ITEMS =>
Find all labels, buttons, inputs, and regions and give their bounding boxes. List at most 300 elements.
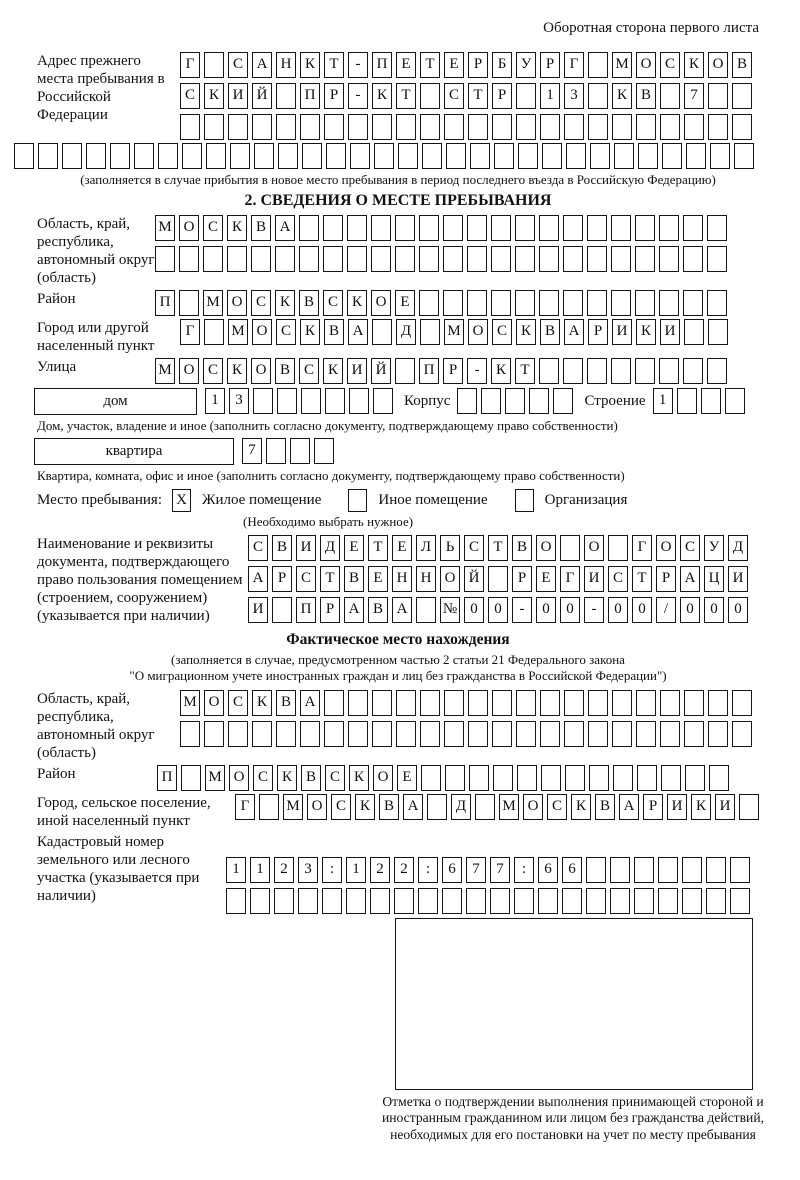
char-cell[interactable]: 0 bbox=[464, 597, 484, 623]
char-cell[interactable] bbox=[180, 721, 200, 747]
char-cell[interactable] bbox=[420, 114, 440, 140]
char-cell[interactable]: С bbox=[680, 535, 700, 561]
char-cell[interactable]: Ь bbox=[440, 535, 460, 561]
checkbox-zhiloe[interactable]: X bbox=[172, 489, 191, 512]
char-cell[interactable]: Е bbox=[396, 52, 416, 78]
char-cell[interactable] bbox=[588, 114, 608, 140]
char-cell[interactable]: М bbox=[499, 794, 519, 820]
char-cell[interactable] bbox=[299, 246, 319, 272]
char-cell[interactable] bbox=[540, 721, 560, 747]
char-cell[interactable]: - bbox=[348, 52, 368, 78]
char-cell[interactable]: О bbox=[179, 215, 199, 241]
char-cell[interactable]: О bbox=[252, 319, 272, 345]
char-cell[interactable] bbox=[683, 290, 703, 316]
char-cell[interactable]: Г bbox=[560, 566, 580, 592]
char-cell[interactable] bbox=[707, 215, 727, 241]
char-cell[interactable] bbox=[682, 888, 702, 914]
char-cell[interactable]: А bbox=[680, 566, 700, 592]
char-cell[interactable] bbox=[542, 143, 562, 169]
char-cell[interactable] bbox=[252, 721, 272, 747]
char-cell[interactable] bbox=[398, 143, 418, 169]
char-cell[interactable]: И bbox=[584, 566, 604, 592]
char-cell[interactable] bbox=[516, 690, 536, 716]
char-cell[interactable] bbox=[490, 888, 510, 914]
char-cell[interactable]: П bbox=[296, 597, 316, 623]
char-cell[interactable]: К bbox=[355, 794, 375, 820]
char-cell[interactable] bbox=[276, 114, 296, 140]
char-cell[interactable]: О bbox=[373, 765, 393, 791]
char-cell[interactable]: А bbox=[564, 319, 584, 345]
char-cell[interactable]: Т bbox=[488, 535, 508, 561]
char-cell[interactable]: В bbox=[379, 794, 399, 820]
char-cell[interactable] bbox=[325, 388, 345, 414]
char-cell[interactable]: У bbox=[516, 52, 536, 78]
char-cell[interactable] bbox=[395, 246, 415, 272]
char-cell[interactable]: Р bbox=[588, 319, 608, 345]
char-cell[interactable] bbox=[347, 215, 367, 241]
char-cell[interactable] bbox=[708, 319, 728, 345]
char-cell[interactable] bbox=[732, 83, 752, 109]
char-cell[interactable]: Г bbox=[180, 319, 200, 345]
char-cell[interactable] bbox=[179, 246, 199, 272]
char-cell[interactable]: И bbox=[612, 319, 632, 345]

PROBLEM TO WORK ON => Switch "char-cell" to "letter-cell" in everything from the line that contains "char-cell[interactable]: 0 bbox=[464, 597, 484, 623]" down to the line that contains "char-cell[interactable] bbox=[398, 143, 418, 169]", and give only those lines with nothing else changed.

ANSWER TO THE TASK =>
letter-cell[interactable]: 0 bbox=[464, 597, 484, 623]
letter-cell[interactable] bbox=[180, 721, 200, 747]
letter-cell[interactable] bbox=[420, 114, 440, 140]
letter-cell[interactable]: С bbox=[680, 535, 700, 561]
letter-cell[interactable]: Ь bbox=[440, 535, 460, 561]
checkbox-zhiloe[interactable]: X bbox=[172, 489, 191, 512]
letter-cell[interactable]: Е bbox=[396, 52, 416, 78]
letter-cell[interactable] bbox=[588, 114, 608, 140]
letter-cell[interactable]: М bbox=[499, 794, 519, 820]
letter-cell[interactable] bbox=[299, 246, 319, 272]
letter-cell[interactable] bbox=[540, 721, 560, 747]
letter-cell[interactable]: - bbox=[348, 52, 368, 78]
letter-cell[interactable]: О bbox=[179, 215, 199, 241]
letter-cell[interactable]: О bbox=[252, 319, 272, 345]
letter-cell[interactable] bbox=[683, 290, 703, 316]
letter-cell[interactable]: Г bbox=[560, 566, 580, 592]
letter-cell[interactable] bbox=[707, 215, 727, 241]
letter-cell[interactable] bbox=[682, 888, 702, 914]
letter-cell[interactable]: А bbox=[680, 566, 700, 592]
letter-cell[interactable] bbox=[542, 143, 562, 169]
letter-cell[interactable] bbox=[252, 721, 272, 747]
letter-cell[interactable] bbox=[398, 143, 418, 169]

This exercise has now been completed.